## START
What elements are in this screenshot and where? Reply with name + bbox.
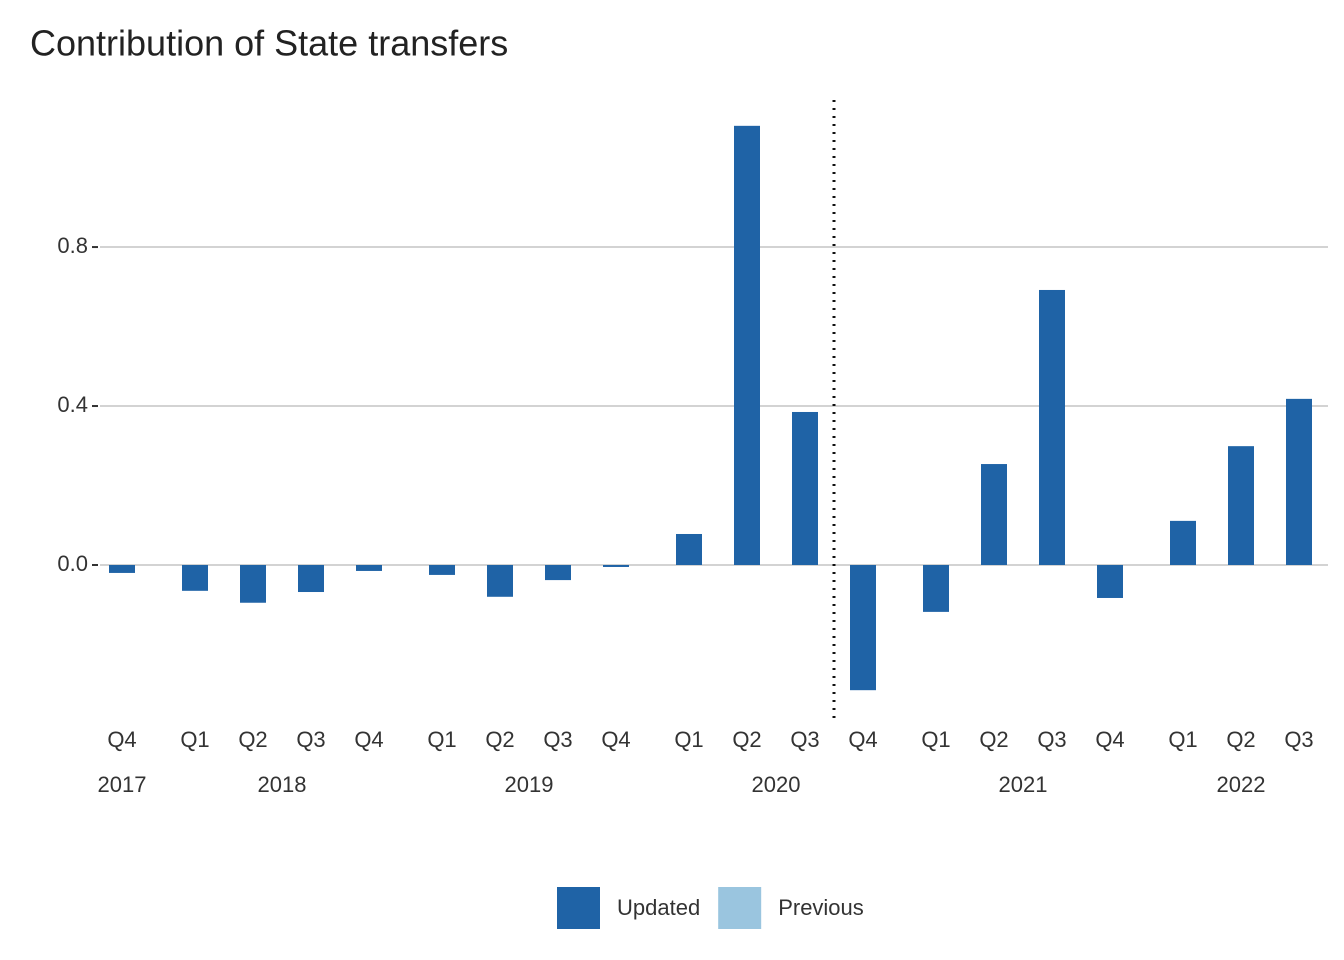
y-tick-label: 0.0 <box>57 551 88 576</box>
x-tick-label: Q2 <box>1226 727 1255 752</box>
legend-label: Previous <box>778 895 864 920</box>
x-tick-label: Q2 <box>485 727 514 752</box>
bar <box>545 564 571 581</box>
x-tick-label: Q1 <box>921 727 950 752</box>
year-label: 2017 <box>98 772 147 797</box>
x-tick-label: Q1 <box>674 727 703 752</box>
x-tick-label: Q1 <box>180 727 209 752</box>
x-tick-label: Q4 <box>1095 727 1124 752</box>
bar <box>1170 520 1196 565</box>
legend-swatch <box>718 887 762 929</box>
x-tick-label: Q4 <box>848 727 877 752</box>
x-tick-label: Q3 <box>1037 727 1066 752</box>
legend-label: Updated <box>617 895 700 920</box>
bar <box>356 564 382 571</box>
x-tick-label: Q3 <box>543 727 572 752</box>
bar <box>850 564 876 691</box>
bar <box>981 464 1007 565</box>
x-tick-label: Q4 <box>601 727 630 752</box>
bar <box>1039 289 1065 565</box>
chart-title: Contribution of State transfers <box>30 23 508 64</box>
bar <box>676 533 702 565</box>
y-tick-label: 0.4 <box>57 392 88 417</box>
bar <box>792 411 818 565</box>
bar <box>603 564 629 567</box>
x-tick-label: Q2 <box>238 727 267 752</box>
x-tick-label: Q2 <box>732 727 761 752</box>
bar <box>487 564 513 597</box>
x-tick-label: Q4 <box>107 727 136 752</box>
bar <box>429 564 455 575</box>
x-tick-label: Q3 <box>790 727 819 752</box>
y-tick-label: 0.8 <box>57 233 88 258</box>
bar <box>182 564 208 591</box>
x-tick-label: Q3 <box>296 727 325 752</box>
bar <box>1286 398 1312 565</box>
year-label: 2021 <box>999 772 1048 797</box>
legend-swatch <box>557 887 600 929</box>
year-label: 2019 <box>505 772 554 797</box>
bar <box>240 564 266 603</box>
bar <box>109 564 135 573</box>
bar <box>1097 564 1123 598</box>
bar <box>734 125 760 565</box>
year-label: 2018 <box>258 772 307 797</box>
x-tick-label: Q1 <box>427 727 456 752</box>
x-tick-label: Q1 <box>1168 727 1197 752</box>
bar <box>923 564 949 612</box>
bar <box>298 564 324 593</box>
year-label: 2022 <box>1217 772 1266 797</box>
x-tick-label: Q4 <box>354 727 383 752</box>
year-label: 2020 <box>752 772 801 797</box>
x-tick-label: Q2 <box>979 727 1008 752</box>
bar <box>1228 446 1254 565</box>
x-tick-label: Q3 <box>1284 727 1313 752</box>
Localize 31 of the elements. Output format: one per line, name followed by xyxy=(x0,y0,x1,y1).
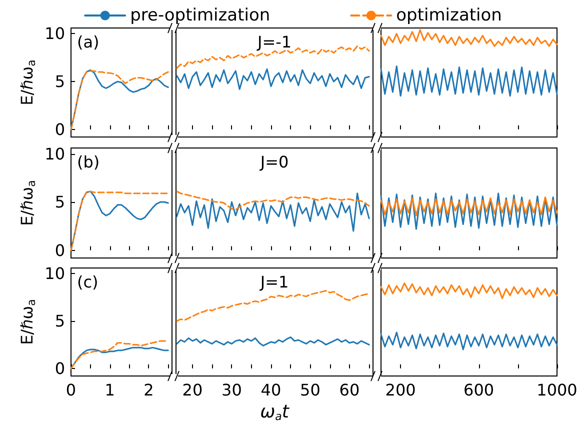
## END
> **What is needed**
How many lines in the records contain the string "name"? Reply with the number alone.

> **Complete answer**
2